INSTRUCTIONS TO FOLLOW: Quote every line as given.

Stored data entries
- - -

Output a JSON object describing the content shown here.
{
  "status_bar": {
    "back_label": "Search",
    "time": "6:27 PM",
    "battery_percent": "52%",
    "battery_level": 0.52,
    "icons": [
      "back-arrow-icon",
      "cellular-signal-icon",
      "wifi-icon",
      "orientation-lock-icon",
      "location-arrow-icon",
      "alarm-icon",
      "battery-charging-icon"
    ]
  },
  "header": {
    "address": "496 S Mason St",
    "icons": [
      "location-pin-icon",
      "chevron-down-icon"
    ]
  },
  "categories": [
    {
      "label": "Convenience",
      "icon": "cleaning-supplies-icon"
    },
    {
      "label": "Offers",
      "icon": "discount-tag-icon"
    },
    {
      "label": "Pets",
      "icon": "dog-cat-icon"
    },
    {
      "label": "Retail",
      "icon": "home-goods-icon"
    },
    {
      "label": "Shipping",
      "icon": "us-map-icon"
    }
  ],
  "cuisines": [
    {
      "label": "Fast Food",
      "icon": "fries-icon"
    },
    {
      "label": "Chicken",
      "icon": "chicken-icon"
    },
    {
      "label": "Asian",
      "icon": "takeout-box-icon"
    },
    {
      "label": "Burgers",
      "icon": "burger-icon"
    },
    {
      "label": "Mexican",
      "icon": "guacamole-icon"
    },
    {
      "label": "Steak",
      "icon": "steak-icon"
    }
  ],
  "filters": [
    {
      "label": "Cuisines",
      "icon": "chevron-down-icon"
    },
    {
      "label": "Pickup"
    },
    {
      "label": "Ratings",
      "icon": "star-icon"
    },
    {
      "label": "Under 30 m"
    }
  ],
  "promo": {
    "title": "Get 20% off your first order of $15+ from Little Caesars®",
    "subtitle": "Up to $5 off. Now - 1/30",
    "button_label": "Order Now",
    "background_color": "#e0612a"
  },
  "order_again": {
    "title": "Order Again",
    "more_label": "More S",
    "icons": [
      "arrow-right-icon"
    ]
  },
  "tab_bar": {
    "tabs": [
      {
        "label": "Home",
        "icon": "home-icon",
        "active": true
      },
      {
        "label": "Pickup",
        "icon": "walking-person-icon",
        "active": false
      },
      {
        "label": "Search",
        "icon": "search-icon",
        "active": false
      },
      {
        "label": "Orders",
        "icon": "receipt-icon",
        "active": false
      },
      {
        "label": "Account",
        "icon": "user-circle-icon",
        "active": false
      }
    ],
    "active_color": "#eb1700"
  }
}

- - -

RESPONSE TO THE TASK:
Output a JSON object describing the content shown here.
{
  "status_bar": {
    "back_label": "Search",
    "time": "6:27 PM",
    "battery_percent": "52%",
    "battery_level": 0.52,
    "icons": [
      "back-arrow-icon",
      "cellular-signal-icon",
      "wifi-icon",
      "orientation-lock-icon",
      "location-arrow-icon",
      "alarm-icon",
      "battery-charging-icon"
    ]
  },
  "header": {
    "address": "496 S Mason St",
    "icons": [
      "location-pin-icon",
      "chevron-down-icon"
    ]
  },
  "categories": [
    {
      "label": "Convenience",
      "icon": "cleaning-supplies-icon"
    },
    {
      "label": "Offers",
      "icon": "discount-tag-icon"
    },
    {
      "label": "Pets",
      "icon": "dog-cat-icon"
    },
    {
      "label": "Retail",
      "icon": "home-goods-icon"
    },
    {
      "label": "Shipping",
      "icon": "us-map-icon"
    }
  ],
  "cuisines": [
    {
      "label": "Fast Food",
      "icon": "fries-icon"
    },
    {
      "label": "Chicken",
      "icon": "chicken-icon"
    },
    {
      "label": "Asian",
      "icon": "takeout-box-icon"
    },
    {
      "label": "Burgers",
      "icon": "burger-icon"
    },
    {
      "label": "Mexican",
      "icon": "guacamole-icon"
    },
    {
      "label": "Steak",
      "icon": "steak-icon"
    }
  ],
  "filters": [
    {
      "label": "Cuisines",
      "icon": "chevron-down-icon"
    },
    {
      "label": "Pickup"
    },
    {
      "label": "Ratings",
      "icon": "star-icon"
    },
    {
      "label": "Under 30 m"
    }
  ],
  "promo": {
    "title": "Get 20% off your first order of $15+ from Little Caesars®",
    "subtitle": "Up to $5 off. Now - 1/30",
    "button_label": "Order Now",
    "background_color": "#e0612a"
  },
  "order_again": {
    "title": "Order Again",
    "more_label": "More S",
    "icons": [
      "arrow-right-icon"
    ]
  },
  "tab_bar": {
    "tabs": [
      {
        "label": "Home",
        "icon": "home-icon",
        "active": true
      },
      {
        "label": "Pickup",
        "icon": "walking-person-icon",
        "active": false
      },
      {
        "label": "Search",
        "icon": "search-icon",
        "active": false
      },
      {
        "label": "Orders",
        "icon": "receipt-icon",
        "active": false
      },
      {
        "label": "Account",
        "icon": "user-circle-icon",
        "active": false
      }
    ],
    "active_color": "#eb1700"
  }
}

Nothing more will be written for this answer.